(YOUR TASK)
Spot each line that carries the word "nguồn"; copy those lines.

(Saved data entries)
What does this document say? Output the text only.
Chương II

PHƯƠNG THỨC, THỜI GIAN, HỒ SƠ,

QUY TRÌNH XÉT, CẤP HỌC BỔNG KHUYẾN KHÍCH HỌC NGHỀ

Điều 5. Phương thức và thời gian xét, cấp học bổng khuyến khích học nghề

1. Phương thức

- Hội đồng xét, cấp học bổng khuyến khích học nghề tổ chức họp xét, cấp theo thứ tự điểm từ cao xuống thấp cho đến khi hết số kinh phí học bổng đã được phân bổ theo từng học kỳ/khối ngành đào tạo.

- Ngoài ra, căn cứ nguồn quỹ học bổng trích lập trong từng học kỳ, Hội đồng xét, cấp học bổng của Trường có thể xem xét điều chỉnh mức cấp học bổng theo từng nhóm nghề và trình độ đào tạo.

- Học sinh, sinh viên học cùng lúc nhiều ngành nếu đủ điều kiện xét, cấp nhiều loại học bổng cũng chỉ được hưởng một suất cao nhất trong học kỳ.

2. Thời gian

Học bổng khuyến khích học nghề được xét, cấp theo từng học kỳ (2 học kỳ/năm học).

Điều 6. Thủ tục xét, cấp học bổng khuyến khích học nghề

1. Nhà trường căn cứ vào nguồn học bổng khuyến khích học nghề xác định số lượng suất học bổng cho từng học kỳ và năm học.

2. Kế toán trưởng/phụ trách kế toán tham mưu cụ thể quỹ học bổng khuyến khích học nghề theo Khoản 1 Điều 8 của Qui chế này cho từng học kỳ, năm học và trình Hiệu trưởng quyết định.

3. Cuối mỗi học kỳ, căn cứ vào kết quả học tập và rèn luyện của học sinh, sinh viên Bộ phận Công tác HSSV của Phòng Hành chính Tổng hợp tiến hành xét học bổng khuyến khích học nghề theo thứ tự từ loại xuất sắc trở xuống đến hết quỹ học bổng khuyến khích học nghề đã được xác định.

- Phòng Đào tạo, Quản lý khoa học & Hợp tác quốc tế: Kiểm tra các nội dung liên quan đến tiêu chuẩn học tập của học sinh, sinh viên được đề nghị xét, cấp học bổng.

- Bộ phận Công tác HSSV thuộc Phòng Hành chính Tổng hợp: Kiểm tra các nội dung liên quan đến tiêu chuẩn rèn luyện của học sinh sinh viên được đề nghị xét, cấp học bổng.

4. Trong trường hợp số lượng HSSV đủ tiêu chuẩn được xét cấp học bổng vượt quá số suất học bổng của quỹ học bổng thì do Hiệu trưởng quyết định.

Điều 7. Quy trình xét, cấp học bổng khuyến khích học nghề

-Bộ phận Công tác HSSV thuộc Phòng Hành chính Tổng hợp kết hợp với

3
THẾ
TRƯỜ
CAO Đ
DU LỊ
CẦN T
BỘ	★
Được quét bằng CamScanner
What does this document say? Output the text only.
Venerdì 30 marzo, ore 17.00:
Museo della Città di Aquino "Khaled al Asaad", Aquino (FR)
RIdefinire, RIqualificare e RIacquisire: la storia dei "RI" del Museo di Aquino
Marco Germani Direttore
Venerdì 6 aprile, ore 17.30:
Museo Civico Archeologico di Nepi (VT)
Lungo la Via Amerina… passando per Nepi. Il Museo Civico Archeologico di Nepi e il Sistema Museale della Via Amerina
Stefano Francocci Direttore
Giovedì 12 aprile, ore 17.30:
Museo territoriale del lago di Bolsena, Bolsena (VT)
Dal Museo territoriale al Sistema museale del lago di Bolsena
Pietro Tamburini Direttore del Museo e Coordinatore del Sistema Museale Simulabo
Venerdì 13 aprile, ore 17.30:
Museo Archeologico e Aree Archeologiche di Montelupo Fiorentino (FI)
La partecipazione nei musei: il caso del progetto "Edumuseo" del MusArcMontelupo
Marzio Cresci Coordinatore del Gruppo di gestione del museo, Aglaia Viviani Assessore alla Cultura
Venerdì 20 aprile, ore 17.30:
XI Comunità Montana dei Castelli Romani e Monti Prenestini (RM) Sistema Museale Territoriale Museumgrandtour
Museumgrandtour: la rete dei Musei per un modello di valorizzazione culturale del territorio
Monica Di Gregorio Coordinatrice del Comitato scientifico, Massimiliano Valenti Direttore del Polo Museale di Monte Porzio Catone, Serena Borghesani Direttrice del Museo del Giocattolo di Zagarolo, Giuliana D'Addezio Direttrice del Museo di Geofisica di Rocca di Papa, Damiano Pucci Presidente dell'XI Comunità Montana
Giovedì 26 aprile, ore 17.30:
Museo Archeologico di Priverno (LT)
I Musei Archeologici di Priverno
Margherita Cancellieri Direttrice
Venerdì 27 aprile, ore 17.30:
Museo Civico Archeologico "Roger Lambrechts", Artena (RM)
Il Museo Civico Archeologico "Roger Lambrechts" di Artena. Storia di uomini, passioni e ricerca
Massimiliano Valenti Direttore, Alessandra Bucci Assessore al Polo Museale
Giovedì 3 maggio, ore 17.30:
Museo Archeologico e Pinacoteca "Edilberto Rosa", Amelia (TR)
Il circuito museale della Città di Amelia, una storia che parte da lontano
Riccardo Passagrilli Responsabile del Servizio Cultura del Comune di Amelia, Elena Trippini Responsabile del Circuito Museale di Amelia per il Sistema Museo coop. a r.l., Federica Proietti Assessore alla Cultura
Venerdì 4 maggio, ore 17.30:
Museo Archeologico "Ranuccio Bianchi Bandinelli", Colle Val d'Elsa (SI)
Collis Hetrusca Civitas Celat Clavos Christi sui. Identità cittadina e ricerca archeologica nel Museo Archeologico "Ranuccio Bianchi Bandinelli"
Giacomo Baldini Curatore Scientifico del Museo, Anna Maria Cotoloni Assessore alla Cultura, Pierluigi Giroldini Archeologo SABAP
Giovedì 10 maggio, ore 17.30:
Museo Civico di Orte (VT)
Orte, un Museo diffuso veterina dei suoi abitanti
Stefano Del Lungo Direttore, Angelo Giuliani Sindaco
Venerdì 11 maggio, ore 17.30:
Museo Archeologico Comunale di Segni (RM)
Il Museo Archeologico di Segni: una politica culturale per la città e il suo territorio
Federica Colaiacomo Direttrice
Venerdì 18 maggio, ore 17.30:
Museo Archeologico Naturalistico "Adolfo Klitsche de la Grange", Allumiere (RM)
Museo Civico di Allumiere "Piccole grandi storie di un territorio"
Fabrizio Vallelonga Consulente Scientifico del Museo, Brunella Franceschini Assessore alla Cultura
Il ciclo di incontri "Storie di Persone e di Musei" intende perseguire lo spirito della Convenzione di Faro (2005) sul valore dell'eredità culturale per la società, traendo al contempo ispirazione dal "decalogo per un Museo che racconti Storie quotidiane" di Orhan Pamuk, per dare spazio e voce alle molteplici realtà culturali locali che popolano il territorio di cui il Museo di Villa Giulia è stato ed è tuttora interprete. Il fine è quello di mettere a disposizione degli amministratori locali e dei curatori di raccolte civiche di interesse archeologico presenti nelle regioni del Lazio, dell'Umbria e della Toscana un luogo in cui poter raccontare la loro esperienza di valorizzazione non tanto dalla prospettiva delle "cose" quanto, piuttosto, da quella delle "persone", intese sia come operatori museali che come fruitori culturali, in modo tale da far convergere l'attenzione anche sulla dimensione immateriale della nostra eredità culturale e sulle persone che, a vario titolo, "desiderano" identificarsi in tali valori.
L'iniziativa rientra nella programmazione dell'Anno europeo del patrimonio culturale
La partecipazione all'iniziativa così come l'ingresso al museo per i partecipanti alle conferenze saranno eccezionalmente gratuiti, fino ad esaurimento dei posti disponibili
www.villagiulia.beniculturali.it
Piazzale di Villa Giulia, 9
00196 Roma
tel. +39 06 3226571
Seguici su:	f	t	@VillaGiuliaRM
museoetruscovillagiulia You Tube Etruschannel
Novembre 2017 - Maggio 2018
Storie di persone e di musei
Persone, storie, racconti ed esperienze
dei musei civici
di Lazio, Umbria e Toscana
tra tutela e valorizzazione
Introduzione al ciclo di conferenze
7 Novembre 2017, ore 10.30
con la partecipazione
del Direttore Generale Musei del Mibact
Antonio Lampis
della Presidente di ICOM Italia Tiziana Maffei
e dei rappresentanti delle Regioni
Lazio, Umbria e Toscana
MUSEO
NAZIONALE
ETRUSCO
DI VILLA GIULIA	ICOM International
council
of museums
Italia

(THE ANSWER)
- Ngoài ra, căn cứ nguồn quỹ học bổng trích lập trong từng học kỳ, Hội đồng xét, cấp học bổng của Trường có thể xem xét điều chỉnh mức cấp học bổng theo từng nhóm nghề và trình độ đào tạo.
1. Nhà trường căn cứ vào nguồn học bổng khuyến khích học nghề xác định số lượng suất học bổng cho từng học kỳ và năm học.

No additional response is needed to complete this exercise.